* _Exercise instructions_
In how many lines does the string "Salah" appear? Answer with the number only.

(Extracted records)

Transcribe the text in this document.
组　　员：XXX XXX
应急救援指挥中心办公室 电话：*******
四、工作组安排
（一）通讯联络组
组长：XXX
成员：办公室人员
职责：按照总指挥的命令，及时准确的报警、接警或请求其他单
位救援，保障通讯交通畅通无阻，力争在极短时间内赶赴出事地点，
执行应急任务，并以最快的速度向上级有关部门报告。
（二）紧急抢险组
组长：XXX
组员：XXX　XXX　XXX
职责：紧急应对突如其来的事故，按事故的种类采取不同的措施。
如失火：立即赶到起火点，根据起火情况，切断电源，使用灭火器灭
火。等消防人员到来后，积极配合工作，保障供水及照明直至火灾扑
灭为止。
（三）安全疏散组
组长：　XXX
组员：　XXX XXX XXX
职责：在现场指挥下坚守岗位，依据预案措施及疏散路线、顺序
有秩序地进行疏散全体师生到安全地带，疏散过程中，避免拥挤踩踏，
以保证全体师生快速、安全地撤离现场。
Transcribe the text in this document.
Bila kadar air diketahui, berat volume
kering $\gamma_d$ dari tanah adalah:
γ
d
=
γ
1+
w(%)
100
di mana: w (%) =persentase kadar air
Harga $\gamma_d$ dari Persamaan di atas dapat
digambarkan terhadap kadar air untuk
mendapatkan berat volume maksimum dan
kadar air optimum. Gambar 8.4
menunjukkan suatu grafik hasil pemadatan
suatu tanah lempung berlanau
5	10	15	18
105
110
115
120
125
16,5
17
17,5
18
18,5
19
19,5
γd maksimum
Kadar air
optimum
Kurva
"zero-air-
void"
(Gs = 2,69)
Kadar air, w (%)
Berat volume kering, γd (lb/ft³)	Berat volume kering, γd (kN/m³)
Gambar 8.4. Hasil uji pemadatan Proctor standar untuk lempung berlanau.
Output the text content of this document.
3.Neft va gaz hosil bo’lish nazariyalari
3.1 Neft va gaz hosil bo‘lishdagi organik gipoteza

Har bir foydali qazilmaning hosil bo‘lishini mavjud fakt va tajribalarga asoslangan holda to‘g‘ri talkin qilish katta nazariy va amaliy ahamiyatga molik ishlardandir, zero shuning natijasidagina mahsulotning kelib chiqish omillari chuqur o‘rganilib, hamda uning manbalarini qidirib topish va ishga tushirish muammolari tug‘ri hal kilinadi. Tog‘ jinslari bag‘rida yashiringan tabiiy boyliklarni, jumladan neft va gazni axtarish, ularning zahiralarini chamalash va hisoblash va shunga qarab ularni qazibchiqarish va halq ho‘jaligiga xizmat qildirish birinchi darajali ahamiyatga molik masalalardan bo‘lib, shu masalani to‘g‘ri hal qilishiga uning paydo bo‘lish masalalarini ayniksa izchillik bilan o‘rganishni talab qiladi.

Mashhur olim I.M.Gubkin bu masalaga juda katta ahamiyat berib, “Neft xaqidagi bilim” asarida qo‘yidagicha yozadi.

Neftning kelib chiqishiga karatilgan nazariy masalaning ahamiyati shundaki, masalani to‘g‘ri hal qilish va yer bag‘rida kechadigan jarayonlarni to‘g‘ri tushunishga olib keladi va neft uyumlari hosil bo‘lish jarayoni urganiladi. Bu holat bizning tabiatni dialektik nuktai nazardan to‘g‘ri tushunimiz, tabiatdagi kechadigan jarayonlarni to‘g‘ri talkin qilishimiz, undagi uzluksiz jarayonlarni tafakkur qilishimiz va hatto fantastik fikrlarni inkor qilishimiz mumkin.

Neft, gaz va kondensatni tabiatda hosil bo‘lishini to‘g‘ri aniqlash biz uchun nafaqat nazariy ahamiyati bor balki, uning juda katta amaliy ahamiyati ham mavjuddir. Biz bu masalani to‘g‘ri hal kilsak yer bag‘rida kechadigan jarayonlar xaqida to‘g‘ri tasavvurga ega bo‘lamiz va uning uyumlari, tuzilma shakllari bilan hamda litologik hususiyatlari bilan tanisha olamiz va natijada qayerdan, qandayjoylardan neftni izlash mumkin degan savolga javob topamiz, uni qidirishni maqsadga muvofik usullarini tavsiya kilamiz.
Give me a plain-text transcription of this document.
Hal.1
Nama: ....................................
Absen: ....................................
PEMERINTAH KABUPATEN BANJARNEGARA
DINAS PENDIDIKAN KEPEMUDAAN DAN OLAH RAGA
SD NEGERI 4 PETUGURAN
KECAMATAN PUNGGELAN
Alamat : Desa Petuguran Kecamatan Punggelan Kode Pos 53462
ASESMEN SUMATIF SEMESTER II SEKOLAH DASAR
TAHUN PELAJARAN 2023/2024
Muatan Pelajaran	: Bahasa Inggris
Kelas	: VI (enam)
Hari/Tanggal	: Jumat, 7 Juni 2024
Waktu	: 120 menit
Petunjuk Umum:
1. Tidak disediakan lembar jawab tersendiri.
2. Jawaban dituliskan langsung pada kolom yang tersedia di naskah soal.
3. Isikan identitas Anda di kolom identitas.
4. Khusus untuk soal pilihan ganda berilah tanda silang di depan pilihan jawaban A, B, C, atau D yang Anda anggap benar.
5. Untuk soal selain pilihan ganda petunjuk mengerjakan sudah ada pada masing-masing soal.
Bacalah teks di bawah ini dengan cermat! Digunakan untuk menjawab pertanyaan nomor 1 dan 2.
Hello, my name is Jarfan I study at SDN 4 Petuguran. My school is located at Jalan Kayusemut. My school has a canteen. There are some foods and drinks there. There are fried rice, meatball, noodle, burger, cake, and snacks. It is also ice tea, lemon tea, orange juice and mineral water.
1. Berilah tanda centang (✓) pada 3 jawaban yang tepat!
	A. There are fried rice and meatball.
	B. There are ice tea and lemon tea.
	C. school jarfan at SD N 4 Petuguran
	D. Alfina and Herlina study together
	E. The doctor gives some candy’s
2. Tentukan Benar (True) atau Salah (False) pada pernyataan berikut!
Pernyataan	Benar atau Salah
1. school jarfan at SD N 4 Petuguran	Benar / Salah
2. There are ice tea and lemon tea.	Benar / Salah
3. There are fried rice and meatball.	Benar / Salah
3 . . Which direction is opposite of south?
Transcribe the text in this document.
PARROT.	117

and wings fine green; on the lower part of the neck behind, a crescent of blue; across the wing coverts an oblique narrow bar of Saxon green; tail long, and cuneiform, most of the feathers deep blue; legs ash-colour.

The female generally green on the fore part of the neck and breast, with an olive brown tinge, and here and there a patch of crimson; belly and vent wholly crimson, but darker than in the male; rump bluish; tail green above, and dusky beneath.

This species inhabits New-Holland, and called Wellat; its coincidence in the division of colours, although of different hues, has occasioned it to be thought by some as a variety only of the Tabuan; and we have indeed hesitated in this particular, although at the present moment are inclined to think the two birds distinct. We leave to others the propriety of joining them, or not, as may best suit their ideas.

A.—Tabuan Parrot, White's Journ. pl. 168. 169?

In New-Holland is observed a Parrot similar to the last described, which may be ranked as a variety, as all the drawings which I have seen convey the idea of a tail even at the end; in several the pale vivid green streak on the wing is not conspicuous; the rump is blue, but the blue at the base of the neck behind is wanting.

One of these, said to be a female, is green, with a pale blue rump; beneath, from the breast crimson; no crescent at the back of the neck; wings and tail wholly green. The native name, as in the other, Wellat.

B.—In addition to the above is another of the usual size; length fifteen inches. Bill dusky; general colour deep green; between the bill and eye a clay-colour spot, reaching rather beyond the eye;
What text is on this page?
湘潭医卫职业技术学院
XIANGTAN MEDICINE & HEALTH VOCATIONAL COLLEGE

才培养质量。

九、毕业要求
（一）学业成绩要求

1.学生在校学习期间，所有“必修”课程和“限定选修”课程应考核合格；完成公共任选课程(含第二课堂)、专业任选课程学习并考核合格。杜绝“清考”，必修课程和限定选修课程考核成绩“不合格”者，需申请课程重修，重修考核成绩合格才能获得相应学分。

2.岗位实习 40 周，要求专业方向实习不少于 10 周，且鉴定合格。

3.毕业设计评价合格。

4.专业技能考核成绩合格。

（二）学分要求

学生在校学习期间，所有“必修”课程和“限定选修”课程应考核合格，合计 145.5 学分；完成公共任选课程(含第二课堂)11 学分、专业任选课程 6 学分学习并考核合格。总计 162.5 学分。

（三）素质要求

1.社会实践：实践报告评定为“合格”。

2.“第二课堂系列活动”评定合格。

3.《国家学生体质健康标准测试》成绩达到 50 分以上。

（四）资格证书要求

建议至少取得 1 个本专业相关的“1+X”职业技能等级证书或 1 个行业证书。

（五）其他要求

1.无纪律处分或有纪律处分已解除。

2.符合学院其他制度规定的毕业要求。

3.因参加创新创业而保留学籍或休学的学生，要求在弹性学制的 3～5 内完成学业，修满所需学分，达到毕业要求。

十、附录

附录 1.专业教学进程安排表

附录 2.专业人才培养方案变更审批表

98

* _Completed exercise_
5